Copy the records below exactly as they appear.

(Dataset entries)
• • •

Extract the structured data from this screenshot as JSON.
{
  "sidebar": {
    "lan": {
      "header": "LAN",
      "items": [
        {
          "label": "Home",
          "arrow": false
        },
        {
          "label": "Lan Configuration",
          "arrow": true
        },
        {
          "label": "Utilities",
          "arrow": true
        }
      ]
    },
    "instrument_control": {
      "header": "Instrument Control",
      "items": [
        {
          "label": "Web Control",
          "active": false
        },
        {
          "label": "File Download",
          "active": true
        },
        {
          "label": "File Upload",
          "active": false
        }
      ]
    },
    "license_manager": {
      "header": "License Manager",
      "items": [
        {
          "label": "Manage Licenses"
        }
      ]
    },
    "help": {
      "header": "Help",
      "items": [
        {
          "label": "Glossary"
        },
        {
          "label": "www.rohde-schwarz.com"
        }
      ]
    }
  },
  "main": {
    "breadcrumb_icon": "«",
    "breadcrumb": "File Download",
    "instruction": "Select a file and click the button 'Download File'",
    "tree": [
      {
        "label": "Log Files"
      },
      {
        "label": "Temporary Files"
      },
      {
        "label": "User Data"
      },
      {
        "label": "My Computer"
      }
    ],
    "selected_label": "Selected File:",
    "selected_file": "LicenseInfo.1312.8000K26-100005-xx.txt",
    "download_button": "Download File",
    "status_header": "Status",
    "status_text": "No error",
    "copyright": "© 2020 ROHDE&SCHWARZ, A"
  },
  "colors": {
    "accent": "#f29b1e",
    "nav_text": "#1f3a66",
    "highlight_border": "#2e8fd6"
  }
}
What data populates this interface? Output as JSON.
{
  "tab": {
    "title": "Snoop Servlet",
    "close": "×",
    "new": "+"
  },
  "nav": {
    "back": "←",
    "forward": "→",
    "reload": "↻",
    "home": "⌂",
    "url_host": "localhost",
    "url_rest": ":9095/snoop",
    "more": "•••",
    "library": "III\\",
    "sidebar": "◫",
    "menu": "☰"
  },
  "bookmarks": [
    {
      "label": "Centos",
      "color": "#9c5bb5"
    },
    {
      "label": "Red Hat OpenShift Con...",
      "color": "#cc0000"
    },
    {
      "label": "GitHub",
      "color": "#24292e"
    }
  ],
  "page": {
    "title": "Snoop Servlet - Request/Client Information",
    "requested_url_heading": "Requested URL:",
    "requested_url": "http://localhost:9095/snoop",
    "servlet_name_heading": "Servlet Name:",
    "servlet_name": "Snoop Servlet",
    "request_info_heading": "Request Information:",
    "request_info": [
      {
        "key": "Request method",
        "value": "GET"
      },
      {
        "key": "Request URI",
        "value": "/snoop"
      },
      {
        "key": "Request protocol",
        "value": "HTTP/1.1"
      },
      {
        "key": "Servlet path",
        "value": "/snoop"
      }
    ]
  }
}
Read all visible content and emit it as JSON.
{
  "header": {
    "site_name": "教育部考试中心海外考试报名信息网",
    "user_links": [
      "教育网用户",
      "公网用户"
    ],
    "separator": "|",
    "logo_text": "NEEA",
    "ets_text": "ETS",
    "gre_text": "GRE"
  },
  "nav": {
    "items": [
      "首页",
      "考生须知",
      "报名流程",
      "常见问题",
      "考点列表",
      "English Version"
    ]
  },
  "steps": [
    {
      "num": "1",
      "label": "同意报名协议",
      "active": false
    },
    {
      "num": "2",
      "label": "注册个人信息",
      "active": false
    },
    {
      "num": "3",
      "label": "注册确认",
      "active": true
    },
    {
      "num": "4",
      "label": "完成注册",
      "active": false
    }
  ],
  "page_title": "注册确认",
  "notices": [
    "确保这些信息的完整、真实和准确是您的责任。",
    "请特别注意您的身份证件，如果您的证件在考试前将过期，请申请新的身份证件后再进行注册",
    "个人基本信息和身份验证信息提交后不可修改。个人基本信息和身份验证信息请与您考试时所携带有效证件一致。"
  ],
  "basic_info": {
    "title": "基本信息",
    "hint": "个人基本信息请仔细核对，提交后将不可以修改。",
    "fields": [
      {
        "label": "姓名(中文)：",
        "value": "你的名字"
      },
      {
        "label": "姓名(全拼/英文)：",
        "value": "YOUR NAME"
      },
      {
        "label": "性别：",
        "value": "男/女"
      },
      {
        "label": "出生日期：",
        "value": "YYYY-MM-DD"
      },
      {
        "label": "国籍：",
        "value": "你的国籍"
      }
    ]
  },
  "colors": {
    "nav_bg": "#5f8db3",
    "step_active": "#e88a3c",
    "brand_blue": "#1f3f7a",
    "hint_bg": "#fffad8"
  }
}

• • •

• _Exercise solution_
Extract the structured data from this screenshot as JSON.
{
  "sidebar": {
    "lan": {
      "header": "LAN",
      "items": [
        {
          "label": "Home",
          "arrow": false
        },
        {
          "label": "Lan Configuration",
          "arrow": true
        },
        {
          "label": "Utilities",
          "arrow": true
        }
      ]
    },
    "instrument_control": {
      "header": "Instrument Control",
      "items": [
        {
          "label": "Web Control",
          "active": false
        },
        {
          "label": "File Download",
          "active": true
        },
        {
          "label": "File Upload",
          "active": false
        }
      ]
    },
    "license_manager": {
      "header": "License Manager",
      "items": [
        {
          "label": "Manage Licenses"
        }
      ]
    },
    "help": {
      "header": "Help",
      "items": [
        {
          "label": "Glossary"
        },
        {
          "label": "www.rohde-schwarz.com"
        }
      ]
    }
  },
  "main": {
    "breadcrumb_icon": "«",
    "breadcrumb": "File Download",
    "instruction": "Select a file and click the button 'Download File'",
    "tree": [
      {
        "label": "Log Files"
      },
      {
        "label": "Temporary Files"
      },
      {
        "label": "User Data"
      },
      {
        "label": "My Computer"
      }
    ],
    "selected_label": "Selected File:",
    "selected_file": "LicenseInfo.1312.8000K26-100005-xx.txt",
    "download_button": "Download File",
    "status_header": "Status",
    "status_text": "No error",
    "copyright": "© 2020 ROHDE&SCHWARZ, A"
  },
  "colors": {
    "accent": "#f29b1e",
    "nav_text": "#1f3a66",
    "highlight_border": "#2e8fd6"
  }
}
What data populates this interface? Output as JSON.
{
  "tab": {
    "title": "Snoop Servlet",
    "close": "×",
    "new": "+"
  },
  "nav": {
    "back": "←",
    "forward": "→",
    "reload": "↻",
    "home": "⌂",
    "url_host": "localhost",
    "url_rest": ":9095/snoop",
    "more": "•••",
    "library": "III\\",
    "sidebar": "◫",
    "menu": "☰"
  },
  "bookmarks": [
    {
      "label": "Centos",
      "color": "#9c5bb5"
    },
    {
      "label": "Red Hat OpenShift Con...",
      "color": "#cc0000"
    },
    {
      "label": "GitHub",
      "color": "#24292e"
    }
  ],
  "page": {
    "title": "Snoop Servlet - Request/Client Information",
    "requested_url_heading": "Requested URL:",
    "requested_url": "http://localhost:9095/snoop",
    "servlet_name_heading": "Servlet Name:",
    "servlet_name": "Snoop Servlet",
    "request_info_heading": "Request Information:",
    "request_info": [
      {
        "key": "Request method",
        "value": "GET"
      },
      {
        "key": "Request URI",
        "value": "/snoop"
      },
      {
        "key": "Request protocol",
        "value": "HTTP/1.1"
      },
      {
        "key": "Servlet path",
        "value": "/snoop"
      }
    ]
  }
}
Read all visible content and emit it as JSON.
{
  "header": {
    "site_name": "教育部考试中心海外考试报名信息网",
    "user_links": [
      "教育网用户",
      "公网用户"
    ],
    "separator": "|",
    "logo_text": "NEEA",
    "ets_text": "ETS",
    "gre_text": "GRE"
  },
  "nav": {
    "items": [
      "首页",
      "考生须知",
      "报名流程",
      "常见问题",
      "考点列表",
      "English Version"
    ]
  },
  "steps": [
    {
      "num": "1",
      "label": "同意报名协议",
      "active": false
    },
    {
      "num": "2",
      "label": "注册个人信息",
      "active": false
    },
    {
      "num": "3",
      "label": "注册确认",
      "active": true
    },
    {
      "num": "4",
      "label": "完成注册",
      "active": false
    }
  ],
  "page_title": "注册确认",
  "notices": [
    "确保这些信息的完整、真实和准确是您的责任。",
    "请特别注意您的身份证件，如果您的证件在考试前将过期，请申请新的身份证件后再进行注册",
    "个人基本信息和身份验证信息提交后不可修改。个人基本信息和身份验证信息请与您考试时所携带有效证件一致。"
  ],
  "basic_info": {
    "title": "基本信息",
    "hint": "个人基本信息请仔细核对，提交后将不可以修改。",
    "fields": [
      {
        "label": "姓名(中文)：",
        "value": "你的名字"
      },
      {
        "label": "姓名(全拼/英文)：",
        "value": "YOUR NAME"
      },
      {
        "label": "性别：",
        "value": "男/女"
      },
      {
        "label": "出生日期：",
        "value": "YYYY-MM-DD"
      },
      {
        "label": "国籍：",
        "value": "你的国籍"
      }
    ]
  },
  "colors": {
    "nav_bg": "#5f8db3",
    "step_active": "#e88a3c",
    "brand_blue": "#1f3f7a",
    "hint_bg": "#fffad8"
  }
}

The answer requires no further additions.